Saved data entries
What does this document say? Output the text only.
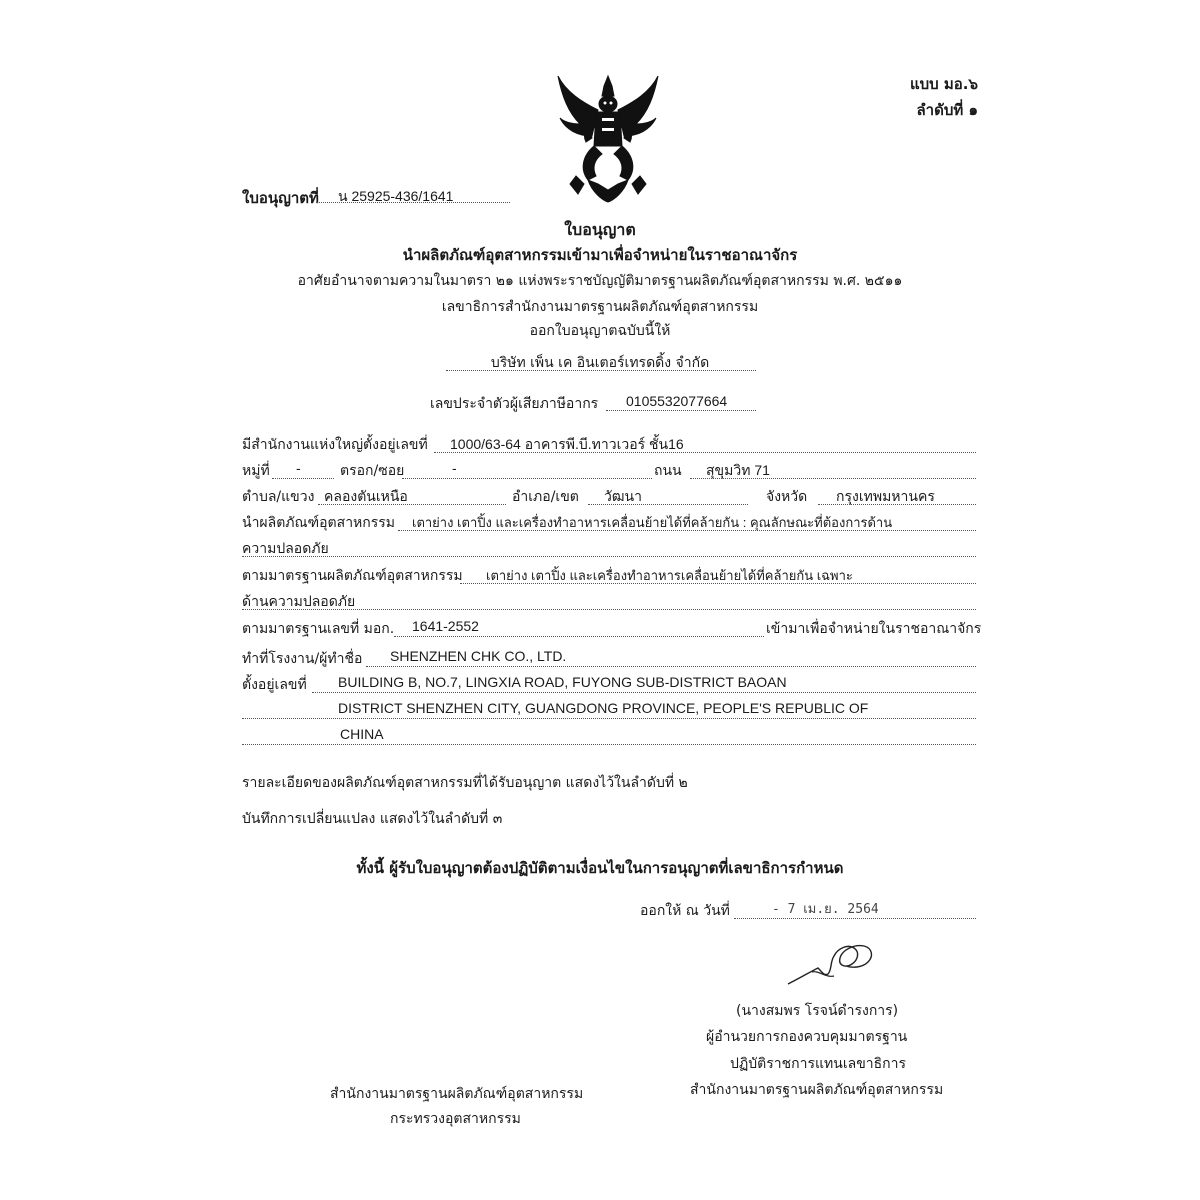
แบบ มอ.๖
ลำดับที่ ๑
ใบอนุญาตที่ น 25925-436/1641
ใบอนุญาต
นำผลิตภัณฑ์อุตสาหกรรมเข้ามาเพื่อจำหน่ายในราชอาณาจักร
อาศัยอำนาจตามความในมาตรา ๒๑ แห่งพระราชบัญญัติมาตรฐานผลิตภัณฑ์อุตสาหกรรม พ.ศ. ๒๕๑๑
เลขาธิการสำนักงานมาตรฐานผลิตภัณฑ์อุตสาหกรรม
ออกใบอนุญาตฉบับนี้ให้
บริษัท เพ็น เค อินเตอร์เทรดดิ้ง จำกัด
เลขประจำตัวผู้เสียภาษีอากร 0105532077664
มีสำนักงานแห่งใหญ่ตั้งอยู่เลขที่ 1000/63-64 อาคารพี.บี.ทาวเวอร์ ชั้น16
หมู่ที่ -	ตรอก/ซอย	-	ถนน สุขุมวิท 71
ตำบล/แขวง คลองตันเหนือ	อำเภอ/เขต วัฒนา	จังหวัด กรุงเทพมหานคร
นำผลิตภัณฑ์อุตสาหกรรม เตาย่าง เตาปิ้ง และเครื่องทำอาหารเคลื่อนย้ายได้ที่คล้ายกัน : คุณลักษณะที่ต้องการด้าน
ความปลอดภัย
ตามมาตรฐานผลิตภัณฑ์อุตสาหกรรม เตาย่าง เตาปิ้ง และเครื่องทำอาหารเคลื่อนย้ายได้ที่คล้ายกัน เฉพาะ
ด้านความปลอดภัย
ตามมาตรฐานเลขที่ มอก. 1641-2552	เข้ามาเพื่อจำหน่ายในราชอาณาจักร
ทำที่โรงงาน/ผู้ทำชื่อ SHENZHEN CHK CO., LTD.
ตั้งอยู่เลขที่ BUILDING B, NO.7, LINGXIA ROAD, FUYONG SUB-DISTRICT BAOAN
DISTRICT SHENZHEN CITY, GUANGDONG PROVINCE, PEOPLE'S REPUBLIC OF
CHINA
รายละเอียดของผลิตภัณฑ์อุตสาหกรรมที่ได้รับอนุญาต แสดงไว้ในลำดับที่ ๒
บันทึกการเปลี่ยนแปลง แสดงไว้ในลำดับที่ ๓
ทั้งนี้ ผู้รับใบอนุญาตต้องปฏิบัติตามเงื่อนไขในการอนุญาตที่เลขาธิการกำหนด
ออกให้ ณ วันที่	- 7 เม.ย. 2564
(นางสมพร โรจน์ดำรงการ)
ผู้อำนวยการกองควบคุมมาตรฐาน
ปฏิบัติราชการแทนเลขาธิการ
สำนักงานมาตรฐานผลิตภัณฑ์อุตสาหกรรม
สำนักงานมาตรฐานผลิตภัณฑ์อุตสาหกรรม
กระทรวงอุตสาหกรรม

#### [What you will do]
List every line above containing the word "นำผล".

#### [Task solution]
นำผลิตภัณฑ์อุตสาหกรรมเข้ามาเพื่อจำหน่ายในราชอาณาจักร
นำผลิตภัณฑ์อุตสาหกรรม เตาย่าง เตาปิ้ง และเครื่องทำอาหารเคลื่อนย้ายได้ที่คล้ายกัน : คุณลักษณะที่ต้องการด้าน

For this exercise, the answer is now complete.